» What you have to do
Search the material for the string "Parse" and copy each line where it occurs.
+ + + + +
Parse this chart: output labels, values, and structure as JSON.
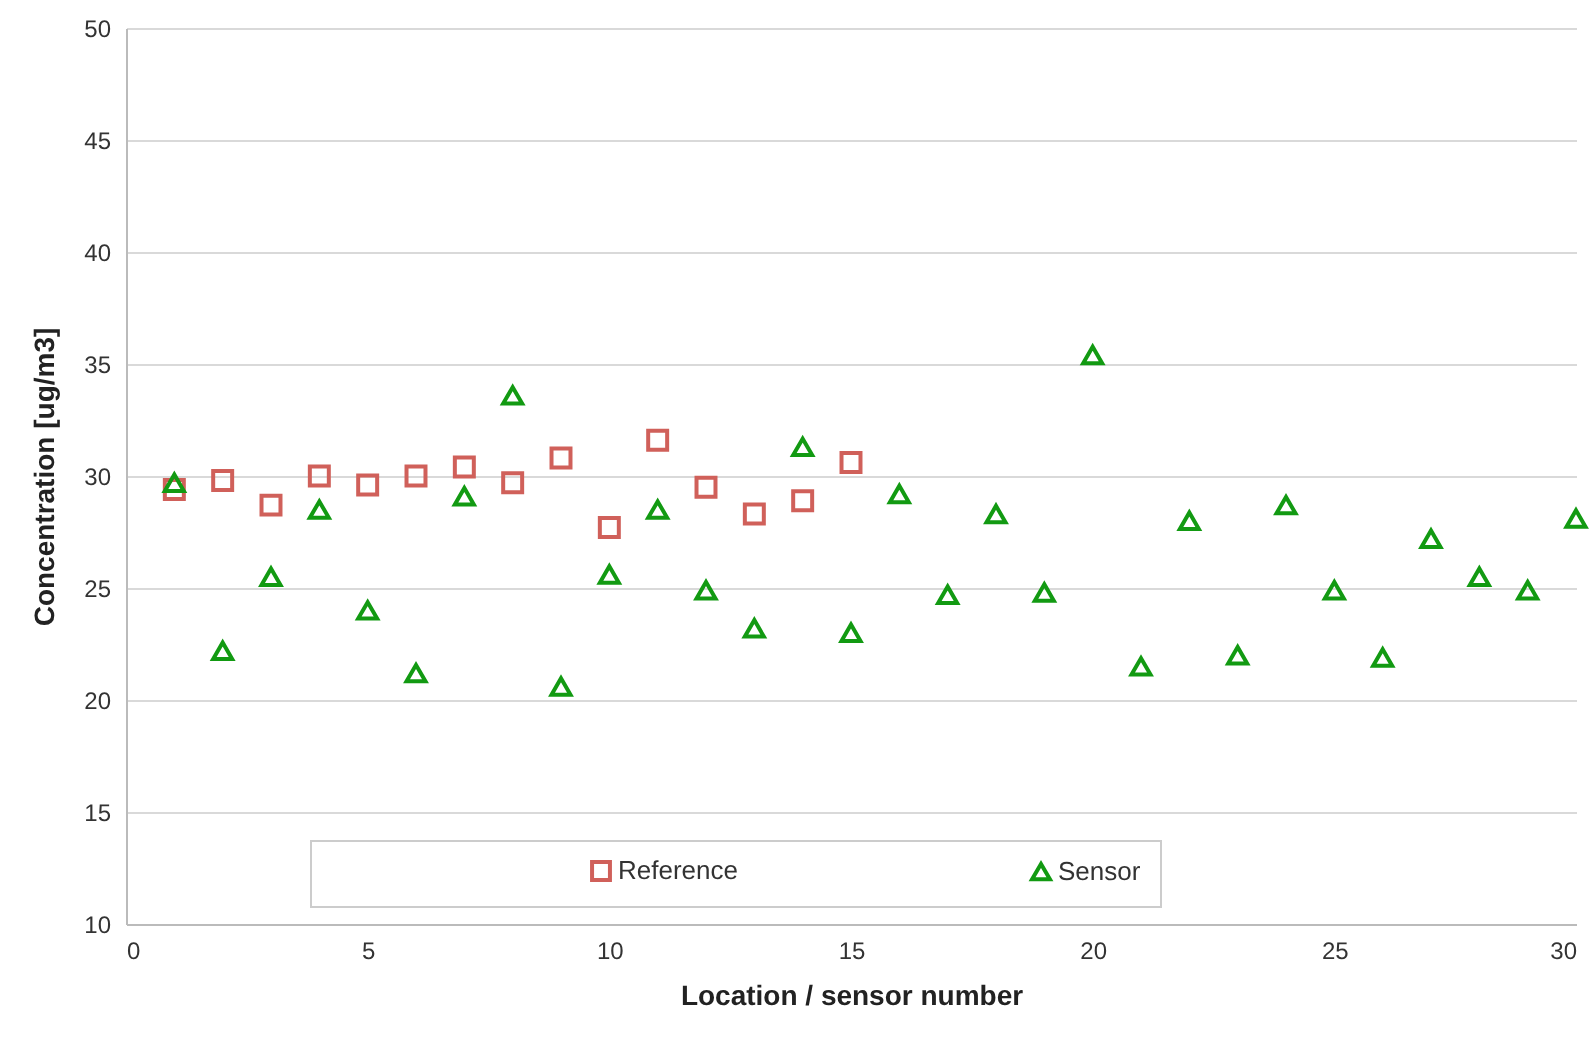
{
  "chart_data": {
    "type": "scatter",
    "xlabel": "Location / sensor number",
    "ylabel": "Concentration  [ug/m3]",
    "xlim": [
      0,
      30
    ],
    "xticks": [
      0,
      5,
      10,
      15,
      20,
      25,
      30
    ],
    "ylim": [
      10,
      50
    ],
    "yticks": [
      10,
      15,
      20,
      25,
      30,
      35,
      40,
      45,
      50
    ],
    "grid": "y",
    "legend": "bottom",
    "series": [
      {
        "name": "Reference",
        "color": "#d0605a",
        "marker": "square",
        "x": [
          1,
          2,
          3,
          4,
          5,
          6,
          7,
          8,
          9,
          10,
          11,
          12,
          13,
          14,
          15
        ],
        "values": [
          29.4,
          29.8,
          28.7,
          30.0,
          29.6,
          30.0,
          30.4,
          29.7,
          30.8,
          27.7,
          31.6,
          29.5,
          28.3,
          28.9,
          30.6
        ]
      },
      {
        "name": "Sensor",
        "color": "#129a12",
        "marker": "triangle",
        "x": [
          1,
          2,
          3,
          4,
          5,
          6,
          7,
          8,
          9,
          10,
          11,
          12,
          13,
          14,
          15,
          16,
          17,
          18,
          19,
          20,
          21,
          22,
          23,
          24,
          25,
          26,
          27,
          28,
          29,
          30
        ],
        "values": [
          29.7,
          22.2,
          25.5,
          28.5,
          24.0,
          21.2,
          29.1,
          33.6,
          20.6,
          25.6,
          28.5,
          24.9,
          23.2,
          31.3,
          23.0,
          29.2,
          24.7,
          28.3,
          24.8,
          35.4,
          21.5,
          28.0,
          22.0,
          28.7,
          24.9,
          21.9,
          27.2,
          25.5,
          24.9,
          28.1
        ]
      }
    ]
  }
}
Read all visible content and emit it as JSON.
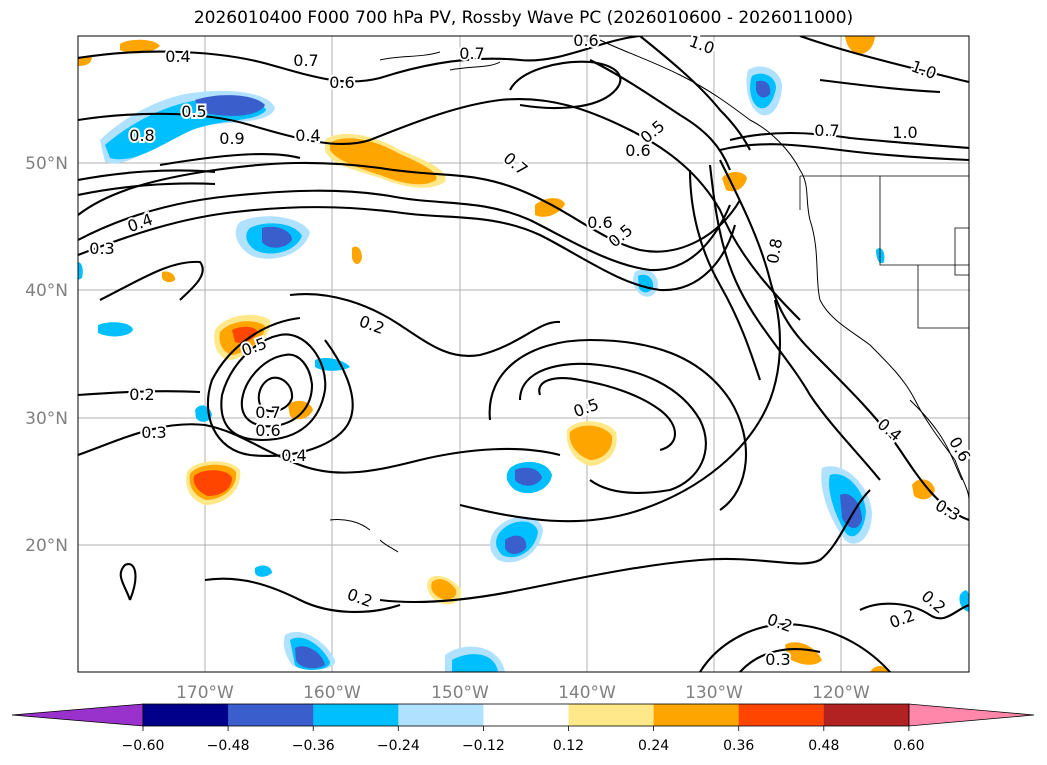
{
  "title": "2026010400 F000 700 hPa PV, Rossby Wave PC (2026010600 - 2026011000)",
  "lat_labels": [
    "50°N",
    "40°N",
    "30°N",
    "20°N"
  ],
  "lon_labels": [
    "170°W",
    "160°W",
    "150°W",
    "140°W",
    "130°W",
    "120°W"
  ],
  "colorbar": {
    "ticks": [
      "−0.60",
      "−0.48",
      "−0.36",
      "−0.24",
      "−0.12",
      "0.12",
      "0.24",
      "0.36",
      "0.48",
      "0.60"
    ],
    "colors": [
      "#9932cc",
      "#00008b",
      "#3a5fcd",
      "#00bfff",
      "#b0e2ff",
      "#ffffff",
      "#ffe88a",
      "#ffa500",
      "#ff4500",
      "#b22222",
      "#ff88aa"
    ]
  },
  "contour_labels": [
    "0.4",
    "0.5",
    "0.8",
    "0.7",
    "0.6",
    "0.7",
    "0.6",
    "1.0",
    "1.0",
    "0.4",
    "0.9",
    "0.5",
    "0.6",
    "0.7",
    "1.0",
    "0.7",
    "0.6",
    "0.5",
    "0.4",
    "0.3",
    "0.8",
    "0.2",
    "0.5",
    "0.2",
    "0.3",
    "0.7",
    "0.6",
    "0.4",
    "0.5",
    "0.2",
    "0.2",
    "0.3",
    "0.2",
    "0.2",
    "0.3",
    "0.4",
    "0.6"
  ]
}
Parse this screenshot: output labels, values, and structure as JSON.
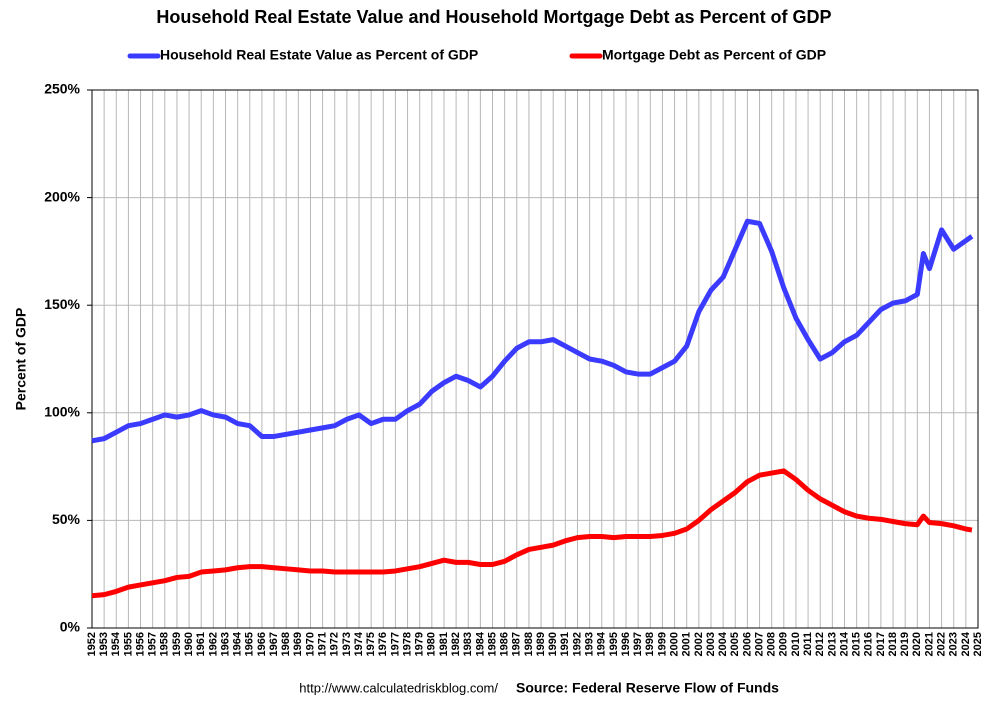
{
  "chart_data": {
    "type": "line",
    "title": "Household Real Estate Value and Household Mortgage Debt as Percent of GDP",
    "y_label": "Percent of GDP",
    "source_url": "http://www.calculatedriskblog.com/",
    "source": "Source: Federal Reserve Flow of Funds",
    "x": [
      1952,
      1953,
      1954,
      1955,
      1956,
      1957,
      1958,
      1959,
      1960,
      1961,
      1962,
      1963,
      1964,
      1965,
      1966,
      1967,
      1968,
      1969,
      1970,
      1971,
      1972,
      1973,
      1974,
      1975,
      1976,
      1977,
      1978,
      1979,
      1980,
      1981,
      1982,
      1983,
      1984,
      1985,
      1986,
      1987,
      1988,
      1989,
      1990,
      1991,
      1992,
      1993,
      1994,
      1995,
      1996,
      1997,
      1998,
      1999,
      2000,
      2001,
      2002,
      2003,
      2004,
      2005,
      2006,
      2007,
      2008,
      2009,
      2010,
      2011,
      2012,
      2013,
      2014,
      2015,
      2016,
      2017,
      2018,
      2019,
      2020,
      2020.5,
      2021,
      2022,
      2023,
      2024,
      2024.5
    ],
    "series": [
      {
        "name": "Household Real Estate Value as Percent of GDP",
        "color": "#3b3bff",
        "values": [
          87,
          88,
          91,
          94,
          95,
          97,
          99,
          98,
          99,
          101,
          99,
          98,
          95,
          94,
          89,
          89,
          90,
          91,
          92,
          93,
          94,
          97,
          99,
          95,
          97,
          97,
          101,
          104,
          110,
          114,
          117,
          115,
          112,
          117,
          124,
          130,
          133,
          133,
          134,
          131,
          128,
          125,
          124,
          122,
          119,
          118,
          118,
          121,
          124,
          131,
          147,
          157,
          163,
          176,
          189,
          188,
          175,
          158,
          144,
          134,
          125,
          128,
          133,
          136,
          142,
          148,
          151,
          152,
          155,
          174,
          167,
          185,
          176,
          180,
          182
        ]
      },
      {
        "name": "Mortgage Debt as Percent of GDP",
        "color": "#ff0000",
        "values": [
          15,
          15.5,
          17,
          19,
          20,
          21,
          22,
          23.5,
          24,
          26,
          26.5,
          27,
          28,
          28.5,
          28.5,
          28,
          27.5,
          27,
          26.5,
          26.5,
          26,
          26,
          26,
          26,
          26,
          26.5,
          27.5,
          28.5,
          30,
          31.5,
          30.5,
          30.5,
          29.5,
          29.5,
          31,
          34,
          36.5,
          37.5,
          38.5,
          40.5,
          42,
          42.5,
          42.5,
          42,
          42.5,
          42.5,
          42.5,
          43,
          44,
          46,
          50,
          55,
          59,
          63,
          68,
          71,
          72,
          73,
          69,
          64,
          60,
          57,
          54,
          52,
          51,
          50.5,
          49.5,
          48.5,
          48,
          52,
          49,
          48.5,
          47.5,
          46,
          45.5
        ]
      }
    ],
    "xlim": [
      1952,
      2025
    ],
    "xticks": [
      1952,
      1953,
      1954,
      1955,
      1956,
      1957,
      1958,
      1959,
      1960,
      1961,
      1962,
      1963,
      1964,
      1965,
      1966,
      1967,
      1968,
      1969,
      1970,
      1971,
      1972,
      1973,
      1974,
      1975,
      1976,
      1977,
      1978,
      1979,
      1980,
      1981,
      1982,
      1983,
      1984,
      1985,
      1986,
      1987,
      1988,
      1989,
      1990,
      1991,
      1992,
      1993,
      1994,
      1995,
      1996,
      1997,
      1998,
      1999,
      2000,
      2001,
      2002,
      2003,
      2004,
      2005,
      2006,
      2007,
      2008,
      2009,
      2010,
      2011,
      2012,
      2013,
      2014,
      2015,
      2016,
      2017,
      2018,
      2019,
      2020,
      2021,
      2022,
      2023,
      2024,
      2025
    ],
    "ylim": [
      0,
      250
    ],
    "yticks": [
      {
        "value": 0,
        "label": "0%"
      },
      {
        "value": 50,
        "label": "50%"
      },
      {
        "value": 100,
        "label": "100%"
      },
      {
        "value": 150,
        "label": "150%"
      },
      {
        "value": 200,
        "label": "200%"
      },
      {
        "value": 250,
        "label": "250%"
      }
    ],
    "grid": true
  }
}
+ + + + +
» Written answer
Parse this chart: output labels, values, and structure as JSON.
Parse this screenshot: output labels, values, and structure as JSON.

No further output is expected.